▶ Exercise aim:
Reproduce every record below exactly as it appears.

▶ Data to process:
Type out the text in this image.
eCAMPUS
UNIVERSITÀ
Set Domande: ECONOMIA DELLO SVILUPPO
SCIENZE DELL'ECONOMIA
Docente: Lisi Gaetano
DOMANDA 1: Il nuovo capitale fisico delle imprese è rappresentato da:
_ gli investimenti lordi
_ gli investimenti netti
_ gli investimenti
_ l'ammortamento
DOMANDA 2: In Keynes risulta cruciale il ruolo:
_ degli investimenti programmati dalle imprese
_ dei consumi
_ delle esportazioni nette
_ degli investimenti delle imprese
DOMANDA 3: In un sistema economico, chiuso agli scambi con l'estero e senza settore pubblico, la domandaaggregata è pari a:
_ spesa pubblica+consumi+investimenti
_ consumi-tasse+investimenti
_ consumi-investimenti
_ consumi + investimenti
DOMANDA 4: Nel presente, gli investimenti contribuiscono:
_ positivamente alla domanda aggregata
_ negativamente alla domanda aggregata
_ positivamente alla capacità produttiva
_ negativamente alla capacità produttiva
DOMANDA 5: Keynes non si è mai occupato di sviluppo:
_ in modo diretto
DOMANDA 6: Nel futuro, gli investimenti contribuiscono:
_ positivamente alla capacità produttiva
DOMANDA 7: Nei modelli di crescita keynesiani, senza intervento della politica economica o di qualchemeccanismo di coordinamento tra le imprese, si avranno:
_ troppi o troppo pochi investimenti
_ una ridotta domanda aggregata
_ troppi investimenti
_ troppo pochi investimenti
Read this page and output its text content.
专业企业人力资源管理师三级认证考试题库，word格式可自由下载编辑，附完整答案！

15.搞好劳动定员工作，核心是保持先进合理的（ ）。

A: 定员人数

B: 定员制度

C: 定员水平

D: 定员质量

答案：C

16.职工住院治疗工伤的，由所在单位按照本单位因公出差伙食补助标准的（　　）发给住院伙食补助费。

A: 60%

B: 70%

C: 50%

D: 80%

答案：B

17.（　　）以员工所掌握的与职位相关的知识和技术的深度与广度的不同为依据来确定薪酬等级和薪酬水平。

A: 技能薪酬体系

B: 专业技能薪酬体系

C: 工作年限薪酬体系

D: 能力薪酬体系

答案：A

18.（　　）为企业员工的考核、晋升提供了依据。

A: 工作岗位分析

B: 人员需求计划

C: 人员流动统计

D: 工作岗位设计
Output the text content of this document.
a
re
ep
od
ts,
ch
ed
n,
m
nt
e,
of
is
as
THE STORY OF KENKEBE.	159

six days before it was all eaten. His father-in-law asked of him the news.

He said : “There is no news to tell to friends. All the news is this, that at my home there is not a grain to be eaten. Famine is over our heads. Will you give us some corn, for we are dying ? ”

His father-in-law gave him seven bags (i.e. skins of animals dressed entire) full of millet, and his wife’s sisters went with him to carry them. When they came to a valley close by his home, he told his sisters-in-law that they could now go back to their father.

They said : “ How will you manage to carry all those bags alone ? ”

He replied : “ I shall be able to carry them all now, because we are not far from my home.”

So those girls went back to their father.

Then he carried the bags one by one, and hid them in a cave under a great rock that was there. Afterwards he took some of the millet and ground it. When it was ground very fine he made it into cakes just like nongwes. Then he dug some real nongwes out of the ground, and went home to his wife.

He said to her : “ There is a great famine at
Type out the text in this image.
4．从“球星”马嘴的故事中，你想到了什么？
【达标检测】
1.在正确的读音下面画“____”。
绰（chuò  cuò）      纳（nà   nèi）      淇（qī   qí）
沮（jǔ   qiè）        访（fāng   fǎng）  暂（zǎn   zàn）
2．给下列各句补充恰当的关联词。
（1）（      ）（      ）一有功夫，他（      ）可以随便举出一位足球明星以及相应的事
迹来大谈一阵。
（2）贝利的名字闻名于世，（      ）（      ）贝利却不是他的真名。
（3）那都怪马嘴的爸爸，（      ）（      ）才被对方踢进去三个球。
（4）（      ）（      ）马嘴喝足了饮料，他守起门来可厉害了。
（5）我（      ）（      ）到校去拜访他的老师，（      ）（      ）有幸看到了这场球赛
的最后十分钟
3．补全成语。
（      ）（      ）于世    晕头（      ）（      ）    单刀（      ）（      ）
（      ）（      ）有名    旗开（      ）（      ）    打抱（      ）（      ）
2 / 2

▶ Expected output:
Type out the text in this image.
eCAMPUS
UNIVERSITÀ
Set Domande: ECONOMIA DELLO SVILUPPO
SCIENZE DELL'ECONOMIA
Docente: Lisi Gaetano
DOMANDA 1: Il nuovo capitale fisico delle imprese è rappresentato da:
_ gli investimenti lordi
_ gli investimenti netti
_ gli investimenti
_ l'ammortamento
DOMANDA 2: In Keynes risulta cruciale il ruolo:
_ degli investimenti programmati dalle imprese
_ dei consumi
_ delle esportazioni nette
_ degli investimenti delle imprese
DOMANDA 3: In un sistema economico, chiuso agli scambi con l'estero e senza settore pubblico, la domandaaggregata è pari a:
_ spesa pubblica+consumi+investimenti
_ consumi-tasse+investimenti
_ consumi-investimenti
_ consumi + investimenti
DOMANDA 4: Nel presente, gli investimenti contribuiscono:
_ positivamente alla domanda aggregata
_ negativamente alla domanda aggregata
_ positivamente alla capacità produttiva
_ negativamente alla capacità produttiva
DOMANDA 5: Keynes non si è mai occupato di sviluppo:
_ in modo diretto
DOMANDA 6: Nel futuro, gli investimenti contribuiscono:
_ positivamente alla capacità produttiva
DOMANDA 7: Nei modelli di crescita keynesiani, senza intervento della politica economica o di qualchemeccanismo di coordinamento tra le imprese, si avranno:
_ troppi o troppo pochi investimenti
_ una ridotta domanda aggregata
_ troppi investimenti
_ troppo pochi investimenti
Read this page and output its text content.
专业企业人力资源管理师三级认证考试题库，word格式可自由下载编辑，附完整答案！

15.搞好劳动定员工作，核心是保持先进合理的（ ）。

A: 定员人数

B: 定员制度

C: 定员水平

D: 定员质量

答案：C

16.职工住院治疗工伤的，由所在单位按照本单位因公出差伙食补助标准的（　　）发给住院伙食补助费。

A: 60%

B: 70%

C: 50%

D: 80%

答案：B

17.（　　）以员工所掌握的与职位相关的知识和技术的深度与广度的不同为依据来确定薪酬等级和薪酬水平。

A: 技能薪酬体系

B: 专业技能薪酬体系

C: 工作年限薪酬体系

D: 能力薪酬体系

答案：A

18.（　　）为企业员工的考核、晋升提供了依据。

A: 工作岗位分析

B: 人员需求计划

C: 人员流动统计

D: 工作岗位设计
Output the text content of this document.
a
re
ep
od
ts,
ch
ed
n,
m
nt
e,
of
is
as
THE STORY OF KENKEBE.	159

six days before it was all eaten. His father-in-law asked of him the news.

He said : “There is no news to tell to friends. All the news is this, that at my home there is not a grain to be eaten. Famine is over our heads. Will you give us some corn, for we are dying ? ”

His father-in-law gave him seven bags (i.e. skins of animals dressed entire) full of millet, and his wife’s sisters went with him to carry them. When they came to a valley close by his home, he told his sisters-in-law that they could now go back to their father.

They said : “ How will you manage to carry all those bags alone ? ”

He replied : “ I shall be able to carry them all now, because we are not far from my home.”

So those girls went back to their father.

Then he carried the bags one by one, and hid them in a cave under a great rock that was there. Afterwards he took some of the millet and ground it. When it was ground very fine he made it into cakes just like nongwes. Then he dug some real nongwes out of the ground, and went home to his wife.

He said to her : “ There is a great famine at
Type out the text in this image.
4．从“球星”马嘴的故事中，你想到了什么？
【达标检测】
1.在正确的读音下面画“____”。
绰（chuò  cuò）      纳（nà   nèi）      淇（qī   qí）
沮（jǔ   qiè）        访（fāng   fǎng）  暂（zǎn   zàn）
2．给下列各句补充恰当的关联词。
（1）（      ）（      ）一有功夫，他（      ）可以随便举出一位足球明星以及相应的事
迹来大谈一阵。
（2）贝利的名字闻名于世，（      ）（      ）贝利却不是他的真名。
（3）那都怪马嘴的爸爸，（      ）（      ）才被对方踢进去三个球。
（4）（      ）（      ）马嘴喝足了饮料，他守起门来可厉害了。
（5）我（      ）（      ）到校去拜访他的老师，（      ）（      ）有幸看到了这场球赛
的最后十分钟
3．补全成语。
（      ）（      ）于世    晕头（      ）（      ）    单刀（      ）（      ）
（      ）（      ）有名    旗开（      ）（      ）    打抱（      ）（      ）
2 / 2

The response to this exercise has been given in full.